Can you repeat every one of the rows below with "Meat Recipes" replaced by "Beef Recipes" wherever it appears, leaving everything else untouched?

+--

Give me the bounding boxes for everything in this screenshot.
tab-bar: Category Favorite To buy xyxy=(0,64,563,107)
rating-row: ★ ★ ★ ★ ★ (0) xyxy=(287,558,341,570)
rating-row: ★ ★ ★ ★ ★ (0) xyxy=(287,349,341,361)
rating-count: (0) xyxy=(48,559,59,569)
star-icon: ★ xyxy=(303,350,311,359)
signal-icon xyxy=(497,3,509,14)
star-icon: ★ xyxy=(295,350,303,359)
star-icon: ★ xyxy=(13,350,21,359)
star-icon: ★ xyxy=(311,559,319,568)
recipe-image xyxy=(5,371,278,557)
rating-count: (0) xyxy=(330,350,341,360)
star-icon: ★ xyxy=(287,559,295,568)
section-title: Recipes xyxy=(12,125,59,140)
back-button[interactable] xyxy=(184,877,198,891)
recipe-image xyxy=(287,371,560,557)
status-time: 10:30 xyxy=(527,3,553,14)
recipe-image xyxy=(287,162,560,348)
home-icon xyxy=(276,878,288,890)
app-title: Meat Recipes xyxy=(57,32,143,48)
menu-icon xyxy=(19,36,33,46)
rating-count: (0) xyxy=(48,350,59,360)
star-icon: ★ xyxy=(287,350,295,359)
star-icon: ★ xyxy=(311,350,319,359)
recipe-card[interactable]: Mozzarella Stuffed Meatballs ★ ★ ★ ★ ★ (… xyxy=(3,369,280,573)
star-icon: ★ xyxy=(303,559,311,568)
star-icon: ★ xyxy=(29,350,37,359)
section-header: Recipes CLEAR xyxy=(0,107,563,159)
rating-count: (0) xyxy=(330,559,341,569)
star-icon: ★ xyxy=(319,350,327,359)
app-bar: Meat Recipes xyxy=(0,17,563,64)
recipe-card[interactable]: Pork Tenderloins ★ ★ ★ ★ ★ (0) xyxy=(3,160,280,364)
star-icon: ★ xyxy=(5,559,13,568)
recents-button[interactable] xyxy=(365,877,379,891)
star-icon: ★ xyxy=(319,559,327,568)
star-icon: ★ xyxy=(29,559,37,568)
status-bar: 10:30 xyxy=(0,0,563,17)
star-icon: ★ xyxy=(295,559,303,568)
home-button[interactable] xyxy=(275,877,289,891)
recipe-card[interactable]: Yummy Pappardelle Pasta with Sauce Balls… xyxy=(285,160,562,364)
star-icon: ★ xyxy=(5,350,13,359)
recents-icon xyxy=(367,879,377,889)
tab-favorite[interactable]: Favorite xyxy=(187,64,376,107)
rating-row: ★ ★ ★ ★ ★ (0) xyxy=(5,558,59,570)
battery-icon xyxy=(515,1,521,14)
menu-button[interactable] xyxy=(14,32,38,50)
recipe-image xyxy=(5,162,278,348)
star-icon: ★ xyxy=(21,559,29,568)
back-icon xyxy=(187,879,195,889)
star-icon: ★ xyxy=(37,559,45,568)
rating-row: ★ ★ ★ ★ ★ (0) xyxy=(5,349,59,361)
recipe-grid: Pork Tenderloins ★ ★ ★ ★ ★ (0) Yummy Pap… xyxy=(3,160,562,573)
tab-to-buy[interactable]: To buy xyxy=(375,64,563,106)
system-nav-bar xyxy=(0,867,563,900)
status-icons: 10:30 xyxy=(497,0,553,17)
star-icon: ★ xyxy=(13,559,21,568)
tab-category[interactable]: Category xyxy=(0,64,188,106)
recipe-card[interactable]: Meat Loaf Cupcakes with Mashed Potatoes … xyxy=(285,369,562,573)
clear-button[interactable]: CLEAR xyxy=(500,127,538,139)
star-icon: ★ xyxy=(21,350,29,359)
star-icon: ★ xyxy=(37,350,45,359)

+--

## Final result:
Give me the bounding boxes for everything in this screenshot.
tab-bar: Category Favorite To buy xyxy=(0,64,563,107)
rating-row: ★ ★ ★ ★ ★ (0) xyxy=(287,558,341,570)
rating-row: ★ ★ ★ ★ ★ (0) xyxy=(287,349,341,361)
rating-count: (0) xyxy=(48,559,59,569)
star-icon: ★ xyxy=(303,350,311,359)
signal-icon xyxy=(497,3,509,14)
star-icon: ★ xyxy=(295,350,303,359)
star-icon: ★ xyxy=(13,350,21,359)
star-icon: ★ xyxy=(311,559,319,568)
recipe-image xyxy=(5,371,278,557)
rating-count: (0) xyxy=(330,350,341,360)
star-icon: ★ xyxy=(287,559,295,568)
section-title: Recipes xyxy=(12,125,59,140)
back-button[interactable] xyxy=(184,877,198,891)
recipe-image xyxy=(287,371,560,557)
status-time: 10:30 xyxy=(527,3,553,14)
recipe-image xyxy=(287,162,560,348)
home-icon xyxy=(276,878,288,890)
app-title: Beef Recipes xyxy=(57,32,143,48)
menu-icon xyxy=(19,36,33,46)
rating-count: (0) xyxy=(48,350,59,360)
star-icon: ★ xyxy=(287,350,295,359)
star-icon: ★ xyxy=(311,350,319,359)
recipe-card[interactable]: Mozzarella Stuffed Meatballs ★ ★ ★ ★ ★ (… xyxy=(3,369,280,573)
star-icon: ★ xyxy=(303,559,311,568)
star-icon: ★ xyxy=(29,350,37,359)
section-header: Recipes CLEAR xyxy=(0,107,563,159)
rating-count: (0) xyxy=(330,559,341,569)
star-icon: ★ xyxy=(319,350,327,359)
app-bar: Beef Recipes xyxy=(0,17,563,64)
recipe-card[interactable]: Pork Tenderloins ★ ★ ★ ★ ★ (0) xyxy=(3,160,280,364)
star-icon: ★ xyxy=(5,559,13,568)
recents-button[interactable] xyxy=(365,877,379,891)
star-icon: ★ xyxy=(319,559,327,568)
star-icon: ★ xyxy=(29,559,37,568)
status-bar: 10:30 xyxy=(0,0,563,17)
star-icon: ★ xyxy=(295,559,303,568)
home-button[interactable] xyxy=(275,877,289,891)
recipe-card[interactable]: Yummy Pappardelle Pasta with Sauce Balls… xyxy=(285,160,562,364)
star-icon: ★ xyxy=(5,350,13,359)
recents-icon xyxy=(367,879,377,889)
tab-favorite[interactable]: Favorite xyxy=(187,64,376,107)
rating-row: ★ ★ ★ ★ ★ (0) xyxy=(5,558,59,570)
battery-icon xyxy=(515,1,521,14)
menu-button[interactable] xyxy=(14,32,38,50)
recipe-image xyxy=(5,162,278,348)
star-icon: ★ xyxy=(21,559,29,568)
back-icon xyxy=(187,879,195,889)
star-icon: ★ xyxy=(37,559,45,568)
rating-row: ★ ★ ★ ★ ★ (0) xyxy=(5,349,59,361)
recipe-grid: Pork Tenderloins ★ ★ ★ ★ ★ (0) Yummy Pap… xyxy=(3,160,562,573)
tab-to-buy[interactable]: To buy xyxy=(375,64,563,106)
system-nav-bar xyxy=(0,867,563,900)
status-icons: 10:30 xyxy=(497,0,553,17)
star-icon: ★ xyxy=(13,559,21,568)
tab-category[interactable]: Category xyxy=(0,64,188,106)
recipe-card[interactable]: Meat Loaf Cupcakes with Mashed Potatoes … xyxy=(285,369,562,573)
clear-button[interactable]: CLEAR xyxy=(500,127,538,139)
star-icon: ★ xyxy=(21,350,29,359)
star-icon: ★ xyxy=(37,350,45,359)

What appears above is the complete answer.